**Problem details**
For each line below with the word "color", write out a copy.

**Supplied records**
#####

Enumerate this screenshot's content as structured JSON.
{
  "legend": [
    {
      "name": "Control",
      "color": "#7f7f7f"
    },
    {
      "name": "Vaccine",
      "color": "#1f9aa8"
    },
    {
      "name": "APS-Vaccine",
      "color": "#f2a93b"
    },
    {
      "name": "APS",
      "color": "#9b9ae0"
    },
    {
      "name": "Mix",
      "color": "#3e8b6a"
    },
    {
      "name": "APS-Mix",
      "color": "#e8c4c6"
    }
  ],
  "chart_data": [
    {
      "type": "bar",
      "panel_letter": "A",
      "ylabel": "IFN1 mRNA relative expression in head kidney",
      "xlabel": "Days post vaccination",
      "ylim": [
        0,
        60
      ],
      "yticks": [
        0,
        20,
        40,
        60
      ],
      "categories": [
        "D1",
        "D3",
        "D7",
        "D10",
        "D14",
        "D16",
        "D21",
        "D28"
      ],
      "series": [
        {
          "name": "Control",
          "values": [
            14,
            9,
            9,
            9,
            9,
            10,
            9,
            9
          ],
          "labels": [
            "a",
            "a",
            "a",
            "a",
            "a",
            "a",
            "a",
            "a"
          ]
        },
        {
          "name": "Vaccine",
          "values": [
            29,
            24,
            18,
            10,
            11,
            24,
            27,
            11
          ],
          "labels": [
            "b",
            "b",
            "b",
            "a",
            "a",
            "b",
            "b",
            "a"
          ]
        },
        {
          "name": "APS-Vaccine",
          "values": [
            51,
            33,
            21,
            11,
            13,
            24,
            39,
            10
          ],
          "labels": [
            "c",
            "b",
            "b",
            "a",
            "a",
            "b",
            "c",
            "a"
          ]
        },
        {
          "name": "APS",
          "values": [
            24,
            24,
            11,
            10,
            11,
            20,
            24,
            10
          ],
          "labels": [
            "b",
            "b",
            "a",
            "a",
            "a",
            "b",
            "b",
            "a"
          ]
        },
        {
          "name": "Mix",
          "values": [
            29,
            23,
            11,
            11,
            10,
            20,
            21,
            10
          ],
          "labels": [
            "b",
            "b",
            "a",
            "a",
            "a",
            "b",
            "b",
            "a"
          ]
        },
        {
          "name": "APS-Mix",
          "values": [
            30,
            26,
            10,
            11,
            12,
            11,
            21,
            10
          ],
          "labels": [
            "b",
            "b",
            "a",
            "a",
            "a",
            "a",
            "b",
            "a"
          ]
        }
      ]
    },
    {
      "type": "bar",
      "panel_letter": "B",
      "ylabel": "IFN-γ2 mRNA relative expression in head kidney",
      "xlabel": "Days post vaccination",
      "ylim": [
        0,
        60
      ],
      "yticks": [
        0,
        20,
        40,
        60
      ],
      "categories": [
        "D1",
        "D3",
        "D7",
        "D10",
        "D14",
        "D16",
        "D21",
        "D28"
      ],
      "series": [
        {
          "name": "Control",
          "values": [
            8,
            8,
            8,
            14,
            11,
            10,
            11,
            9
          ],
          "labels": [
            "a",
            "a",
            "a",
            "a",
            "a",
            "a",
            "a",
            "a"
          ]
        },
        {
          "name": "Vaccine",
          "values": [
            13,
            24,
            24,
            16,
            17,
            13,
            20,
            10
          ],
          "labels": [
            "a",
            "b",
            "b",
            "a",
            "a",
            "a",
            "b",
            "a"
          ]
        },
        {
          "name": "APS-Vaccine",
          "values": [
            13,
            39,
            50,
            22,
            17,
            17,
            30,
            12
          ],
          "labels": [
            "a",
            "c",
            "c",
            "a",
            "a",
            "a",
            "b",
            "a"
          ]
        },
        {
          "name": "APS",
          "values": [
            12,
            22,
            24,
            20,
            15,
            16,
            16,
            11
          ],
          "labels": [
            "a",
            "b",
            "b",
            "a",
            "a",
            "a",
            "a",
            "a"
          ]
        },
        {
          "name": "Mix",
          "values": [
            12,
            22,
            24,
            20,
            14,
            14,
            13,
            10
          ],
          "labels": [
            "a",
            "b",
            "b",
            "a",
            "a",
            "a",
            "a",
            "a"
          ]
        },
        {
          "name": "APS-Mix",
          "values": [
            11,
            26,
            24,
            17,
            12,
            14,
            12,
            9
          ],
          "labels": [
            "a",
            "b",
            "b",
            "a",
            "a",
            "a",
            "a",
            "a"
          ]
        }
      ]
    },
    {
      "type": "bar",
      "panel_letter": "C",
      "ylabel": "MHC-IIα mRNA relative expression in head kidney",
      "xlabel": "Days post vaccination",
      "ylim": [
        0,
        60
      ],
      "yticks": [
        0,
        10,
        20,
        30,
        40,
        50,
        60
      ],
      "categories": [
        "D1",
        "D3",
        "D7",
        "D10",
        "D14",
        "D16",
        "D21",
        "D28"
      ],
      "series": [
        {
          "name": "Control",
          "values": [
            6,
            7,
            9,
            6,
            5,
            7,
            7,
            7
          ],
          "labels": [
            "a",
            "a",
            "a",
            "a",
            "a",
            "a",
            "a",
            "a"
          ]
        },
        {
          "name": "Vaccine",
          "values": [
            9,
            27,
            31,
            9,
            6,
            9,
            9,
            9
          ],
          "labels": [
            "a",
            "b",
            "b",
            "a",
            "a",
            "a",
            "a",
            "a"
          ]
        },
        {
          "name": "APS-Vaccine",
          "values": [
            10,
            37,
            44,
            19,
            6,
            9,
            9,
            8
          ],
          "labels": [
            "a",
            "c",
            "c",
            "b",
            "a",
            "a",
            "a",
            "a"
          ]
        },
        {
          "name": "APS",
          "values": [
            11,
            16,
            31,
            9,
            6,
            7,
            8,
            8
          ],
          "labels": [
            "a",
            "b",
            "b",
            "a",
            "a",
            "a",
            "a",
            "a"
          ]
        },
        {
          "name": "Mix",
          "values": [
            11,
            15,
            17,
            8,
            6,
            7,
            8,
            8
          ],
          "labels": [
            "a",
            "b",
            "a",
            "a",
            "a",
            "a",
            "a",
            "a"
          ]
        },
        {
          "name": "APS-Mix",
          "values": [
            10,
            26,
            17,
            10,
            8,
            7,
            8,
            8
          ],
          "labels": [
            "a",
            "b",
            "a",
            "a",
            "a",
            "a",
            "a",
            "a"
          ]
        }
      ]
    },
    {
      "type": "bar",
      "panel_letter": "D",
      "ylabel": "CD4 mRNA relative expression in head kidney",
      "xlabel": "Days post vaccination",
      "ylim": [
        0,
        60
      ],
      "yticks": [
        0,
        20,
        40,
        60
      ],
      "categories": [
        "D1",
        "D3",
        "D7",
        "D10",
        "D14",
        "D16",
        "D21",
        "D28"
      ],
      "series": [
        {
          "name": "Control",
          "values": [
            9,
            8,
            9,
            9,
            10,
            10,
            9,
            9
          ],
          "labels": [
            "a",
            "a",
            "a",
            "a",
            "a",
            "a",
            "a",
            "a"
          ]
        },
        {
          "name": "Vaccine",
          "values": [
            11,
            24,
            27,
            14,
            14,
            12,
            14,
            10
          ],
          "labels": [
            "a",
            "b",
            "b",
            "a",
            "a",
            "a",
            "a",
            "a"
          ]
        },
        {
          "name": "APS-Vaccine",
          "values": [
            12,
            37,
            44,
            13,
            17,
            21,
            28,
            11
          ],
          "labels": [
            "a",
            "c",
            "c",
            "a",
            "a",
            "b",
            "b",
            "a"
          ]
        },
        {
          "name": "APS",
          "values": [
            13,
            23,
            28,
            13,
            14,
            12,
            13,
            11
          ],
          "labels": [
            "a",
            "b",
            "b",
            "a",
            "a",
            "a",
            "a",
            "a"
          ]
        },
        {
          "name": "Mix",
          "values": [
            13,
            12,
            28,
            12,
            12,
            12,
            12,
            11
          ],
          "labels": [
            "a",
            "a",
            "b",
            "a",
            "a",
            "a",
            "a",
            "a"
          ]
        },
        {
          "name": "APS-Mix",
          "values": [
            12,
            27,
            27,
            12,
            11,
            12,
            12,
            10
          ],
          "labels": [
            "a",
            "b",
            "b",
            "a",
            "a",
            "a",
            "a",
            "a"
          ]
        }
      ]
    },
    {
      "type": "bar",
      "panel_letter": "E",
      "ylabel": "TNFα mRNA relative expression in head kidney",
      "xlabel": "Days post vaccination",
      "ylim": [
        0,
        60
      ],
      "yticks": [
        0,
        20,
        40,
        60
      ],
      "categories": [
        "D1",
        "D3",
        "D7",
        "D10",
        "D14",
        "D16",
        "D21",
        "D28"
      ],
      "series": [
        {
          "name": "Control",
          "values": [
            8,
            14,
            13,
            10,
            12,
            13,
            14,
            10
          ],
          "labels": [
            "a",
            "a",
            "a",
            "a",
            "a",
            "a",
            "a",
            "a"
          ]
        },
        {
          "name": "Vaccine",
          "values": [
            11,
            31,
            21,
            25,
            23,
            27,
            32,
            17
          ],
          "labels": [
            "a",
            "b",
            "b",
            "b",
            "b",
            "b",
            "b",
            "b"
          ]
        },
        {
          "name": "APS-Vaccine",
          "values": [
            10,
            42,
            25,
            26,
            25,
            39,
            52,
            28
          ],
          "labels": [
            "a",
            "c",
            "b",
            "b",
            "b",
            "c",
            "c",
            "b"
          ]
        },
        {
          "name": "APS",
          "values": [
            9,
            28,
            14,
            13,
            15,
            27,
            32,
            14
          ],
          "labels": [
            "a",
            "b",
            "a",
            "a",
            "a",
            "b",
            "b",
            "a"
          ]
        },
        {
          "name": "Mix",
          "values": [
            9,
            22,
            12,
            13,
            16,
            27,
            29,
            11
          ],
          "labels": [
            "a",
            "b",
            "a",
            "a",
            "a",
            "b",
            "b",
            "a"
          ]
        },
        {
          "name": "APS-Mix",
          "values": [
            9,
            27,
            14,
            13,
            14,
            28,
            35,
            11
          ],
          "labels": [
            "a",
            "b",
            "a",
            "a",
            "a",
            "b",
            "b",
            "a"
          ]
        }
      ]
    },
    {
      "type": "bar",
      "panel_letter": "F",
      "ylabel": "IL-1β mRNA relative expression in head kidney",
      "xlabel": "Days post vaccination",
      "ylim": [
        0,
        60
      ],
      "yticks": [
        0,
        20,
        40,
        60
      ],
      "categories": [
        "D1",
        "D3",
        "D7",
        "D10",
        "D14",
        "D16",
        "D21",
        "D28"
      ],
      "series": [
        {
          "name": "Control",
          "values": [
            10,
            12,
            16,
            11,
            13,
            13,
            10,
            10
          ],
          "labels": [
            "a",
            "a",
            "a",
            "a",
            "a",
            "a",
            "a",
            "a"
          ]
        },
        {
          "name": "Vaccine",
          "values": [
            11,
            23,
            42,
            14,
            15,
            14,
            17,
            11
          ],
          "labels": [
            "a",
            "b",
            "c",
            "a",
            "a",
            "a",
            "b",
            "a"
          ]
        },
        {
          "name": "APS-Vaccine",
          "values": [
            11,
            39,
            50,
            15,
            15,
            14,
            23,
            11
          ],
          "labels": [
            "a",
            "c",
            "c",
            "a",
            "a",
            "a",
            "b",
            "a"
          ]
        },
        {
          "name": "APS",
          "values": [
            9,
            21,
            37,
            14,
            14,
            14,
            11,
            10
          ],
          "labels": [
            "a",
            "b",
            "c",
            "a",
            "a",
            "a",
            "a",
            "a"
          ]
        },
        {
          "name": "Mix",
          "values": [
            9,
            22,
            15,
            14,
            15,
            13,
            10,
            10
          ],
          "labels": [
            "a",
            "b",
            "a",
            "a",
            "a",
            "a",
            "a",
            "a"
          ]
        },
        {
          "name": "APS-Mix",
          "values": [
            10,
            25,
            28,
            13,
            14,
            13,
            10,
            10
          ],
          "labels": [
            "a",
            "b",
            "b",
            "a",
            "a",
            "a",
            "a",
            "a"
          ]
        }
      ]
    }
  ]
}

#####

**Response to this task**
      "color": "#7f7f7f"
      "color": "#1f9aa8"
      "color": "#f2a93b"
      "color": "#9b9ae0"
      "color": "#3e8b6a"
      "color": "#e8c4c6"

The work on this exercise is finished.